Written problem 1: Reproduce the part of the forum thread on magnetic domains in a slab below, beginning at the words "All the best" and ending after "the opposite domain.".

Passage to read:

--- --- ---

Can only get one of two energetically equivalent magnetic domains to converge in a slab

[sophie_weber]

Hello,

I am performing collinear, spin-polarized (no spin-orbit coupling) calculations on a vacuum-terminated slab of a metallic, antiferromagnetic compound (RuO2). I am try to examine the magnetic moment magnitudes as function of Hubbard U value (this compound undergoes a metal-insulator transition between U=2 and 4 eV for Ru d states), but in doing so I realised a disturbing phenomenon; I seem to be able to only successfully converge one magnetic domain for the slab (this is not an issue for the bulk). If I try to initialise the opposite domain, the moments either go all over the place, or even if it does converge to the opposite domain, the magnitudes of the moments printed in the OUTCAR are not equivalent for the two domains, as they should be by symmetry.

Interestingly, this occurs across U values, so it is not just a case of the system being metallic (it occurs for U=4, when RuO2 is an insulator). For the insulating case at least, I can converge both domains if I start relaxing with opposite domains and then read in the CHGCAR for the self-consistent run, but it fails to converge to the proper domain specified in MAGMOM if I start with a relaxed structure and no CHGCAR (see input files). for the metallic case, where I attach U=1.2 eV as an example, the convergence to the desired domain fails even at the slab relaxation stage (see attached input files.

If anyone has an idea what I may be doing wrong I'd greatly appreciate it. I realize this is complicated problem and I may not have explained it adequately, so please let me know if more files or explanations are needed.

Thank you in variance.

[jonathan_lahnsteiner2]

Dear sophie_weber,

I am not sure if I properly understand your question. I am not sure what you mean by magnetic domains.

So you are saying that you have the same slab structure and start with different initial magnetizations to converge to
either one or the other magnetic structure. In the bulk, you can compute both of the magnetic structures.
But as soon as you are trying to do this for the slab structure only one stable magnetic structure forms.
Does this maybe mean, that slab structure breaks some symmetry and only one stable magnetic structure
exists?

All the best Jonathan

[sophie_weber]

Dear Jonathan

Thank you for the reply. Yes, I think you understand quite well, despite my poor explanation. When I say opposite magnetic domains, I just refer to flipping the sign (again, these are without spin-orbit coupling so there is no direction) of magnetization, i.e. "up down up down" becomes "down up down up" in the opposite domain.

--- --- ---

Spatial layout entries:
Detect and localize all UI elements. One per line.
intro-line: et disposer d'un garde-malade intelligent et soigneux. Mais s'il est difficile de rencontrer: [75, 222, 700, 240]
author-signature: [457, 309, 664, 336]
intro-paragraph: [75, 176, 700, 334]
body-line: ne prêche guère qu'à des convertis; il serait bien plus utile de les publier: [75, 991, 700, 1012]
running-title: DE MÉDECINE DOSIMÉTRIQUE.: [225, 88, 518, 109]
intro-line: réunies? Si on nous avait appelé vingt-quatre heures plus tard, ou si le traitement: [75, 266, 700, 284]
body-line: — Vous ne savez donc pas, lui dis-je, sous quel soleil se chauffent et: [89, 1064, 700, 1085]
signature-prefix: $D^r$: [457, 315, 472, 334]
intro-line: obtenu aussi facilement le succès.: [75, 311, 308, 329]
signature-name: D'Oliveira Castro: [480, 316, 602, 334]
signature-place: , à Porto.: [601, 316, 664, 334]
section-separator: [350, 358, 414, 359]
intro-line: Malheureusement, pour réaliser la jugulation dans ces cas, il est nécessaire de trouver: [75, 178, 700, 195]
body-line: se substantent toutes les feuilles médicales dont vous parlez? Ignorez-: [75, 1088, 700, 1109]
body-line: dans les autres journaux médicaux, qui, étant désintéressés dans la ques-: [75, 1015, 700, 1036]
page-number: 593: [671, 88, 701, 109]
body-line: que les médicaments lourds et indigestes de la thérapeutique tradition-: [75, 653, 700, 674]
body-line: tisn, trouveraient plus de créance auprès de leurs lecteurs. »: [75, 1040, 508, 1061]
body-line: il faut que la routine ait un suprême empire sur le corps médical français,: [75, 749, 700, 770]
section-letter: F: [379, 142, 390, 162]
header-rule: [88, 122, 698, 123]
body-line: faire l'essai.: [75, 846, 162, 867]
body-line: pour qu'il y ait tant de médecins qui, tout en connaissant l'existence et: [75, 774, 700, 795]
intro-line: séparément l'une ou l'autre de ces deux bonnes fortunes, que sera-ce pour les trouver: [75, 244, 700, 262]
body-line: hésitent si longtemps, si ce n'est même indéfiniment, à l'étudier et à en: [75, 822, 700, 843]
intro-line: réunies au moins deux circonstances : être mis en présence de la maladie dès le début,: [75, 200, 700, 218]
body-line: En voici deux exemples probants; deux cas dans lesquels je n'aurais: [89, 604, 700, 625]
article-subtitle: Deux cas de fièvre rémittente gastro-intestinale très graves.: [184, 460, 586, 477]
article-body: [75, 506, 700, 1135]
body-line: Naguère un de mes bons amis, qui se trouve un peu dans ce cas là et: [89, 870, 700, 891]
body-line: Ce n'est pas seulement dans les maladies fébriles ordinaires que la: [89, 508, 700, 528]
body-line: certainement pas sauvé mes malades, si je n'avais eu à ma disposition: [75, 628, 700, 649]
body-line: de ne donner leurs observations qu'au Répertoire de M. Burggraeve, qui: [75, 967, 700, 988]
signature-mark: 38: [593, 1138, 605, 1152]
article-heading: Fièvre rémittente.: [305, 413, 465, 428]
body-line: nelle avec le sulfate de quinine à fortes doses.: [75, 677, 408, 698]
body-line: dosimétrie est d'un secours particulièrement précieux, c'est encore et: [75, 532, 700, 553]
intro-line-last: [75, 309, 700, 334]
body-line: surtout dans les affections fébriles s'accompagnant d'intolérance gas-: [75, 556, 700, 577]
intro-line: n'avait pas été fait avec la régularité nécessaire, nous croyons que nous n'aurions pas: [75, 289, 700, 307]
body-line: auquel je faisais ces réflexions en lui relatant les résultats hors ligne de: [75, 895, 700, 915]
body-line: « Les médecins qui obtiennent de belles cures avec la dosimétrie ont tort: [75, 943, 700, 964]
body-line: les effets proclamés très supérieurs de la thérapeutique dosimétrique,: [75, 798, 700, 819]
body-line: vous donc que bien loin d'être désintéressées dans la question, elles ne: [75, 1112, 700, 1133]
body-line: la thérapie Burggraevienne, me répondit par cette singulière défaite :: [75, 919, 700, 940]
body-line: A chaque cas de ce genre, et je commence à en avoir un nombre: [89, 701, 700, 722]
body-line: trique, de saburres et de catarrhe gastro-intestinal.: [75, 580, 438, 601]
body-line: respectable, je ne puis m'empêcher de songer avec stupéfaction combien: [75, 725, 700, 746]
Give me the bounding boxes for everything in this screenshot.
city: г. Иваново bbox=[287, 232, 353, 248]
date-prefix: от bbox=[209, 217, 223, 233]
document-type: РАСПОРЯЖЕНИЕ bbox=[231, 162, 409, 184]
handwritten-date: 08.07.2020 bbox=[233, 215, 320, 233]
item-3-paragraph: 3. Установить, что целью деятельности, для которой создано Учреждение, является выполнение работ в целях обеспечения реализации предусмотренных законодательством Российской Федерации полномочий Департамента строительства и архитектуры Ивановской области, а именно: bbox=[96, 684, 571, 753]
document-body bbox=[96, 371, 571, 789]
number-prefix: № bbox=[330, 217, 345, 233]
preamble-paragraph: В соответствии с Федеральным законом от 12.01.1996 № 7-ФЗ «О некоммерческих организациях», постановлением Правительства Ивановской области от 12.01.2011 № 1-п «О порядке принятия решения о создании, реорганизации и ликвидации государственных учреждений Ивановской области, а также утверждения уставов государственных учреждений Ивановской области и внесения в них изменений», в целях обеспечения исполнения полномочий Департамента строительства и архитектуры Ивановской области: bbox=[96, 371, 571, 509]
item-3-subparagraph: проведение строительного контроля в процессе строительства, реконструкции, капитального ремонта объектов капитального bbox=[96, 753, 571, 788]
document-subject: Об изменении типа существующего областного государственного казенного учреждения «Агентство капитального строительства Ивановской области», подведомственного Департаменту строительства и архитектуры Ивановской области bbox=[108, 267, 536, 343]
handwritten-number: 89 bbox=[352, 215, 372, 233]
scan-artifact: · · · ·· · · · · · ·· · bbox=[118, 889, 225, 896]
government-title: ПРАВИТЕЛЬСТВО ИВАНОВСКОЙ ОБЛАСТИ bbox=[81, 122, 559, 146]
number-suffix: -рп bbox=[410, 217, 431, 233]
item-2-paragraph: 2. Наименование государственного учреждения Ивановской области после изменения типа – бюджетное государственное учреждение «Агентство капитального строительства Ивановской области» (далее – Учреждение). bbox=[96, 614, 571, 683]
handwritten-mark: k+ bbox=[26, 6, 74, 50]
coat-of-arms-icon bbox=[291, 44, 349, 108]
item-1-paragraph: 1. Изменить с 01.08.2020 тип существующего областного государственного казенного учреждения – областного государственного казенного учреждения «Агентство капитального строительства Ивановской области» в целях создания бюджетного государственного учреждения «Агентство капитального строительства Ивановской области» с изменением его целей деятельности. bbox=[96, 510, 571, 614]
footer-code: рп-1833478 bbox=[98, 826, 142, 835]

--- --- ---

Written problem 2: Write out the spatial layout entries above word for word, starting with the first entry and stopping after the line that contains "intro-paragraph: [75, 176, 700, 334]".

Correct output 1:
All the best Jonathan

[sophie_weber]

Dear Jonathan

Thank you for the reply. Yes, I think you understand quite well, despite my poor explanation. When I say opposite magnetic domains, I just refer to flipping the sign (again, these are without spin-orbit coupling so there is no direction) of magnetization, i.e. "up down up down" becomes "down up down up" in the opposite domain.

Correct output 2:
Detect and localize all UI elements. One per line.
intro-line: et disposer d'un garde-malade intelligent et soigneux. Mais s'il est difficile de rencontrer: [75, 222, 700, 240]
author-signature: [457, 309, 664, 336]
intro-paragraph: [75, 176, 700, 334]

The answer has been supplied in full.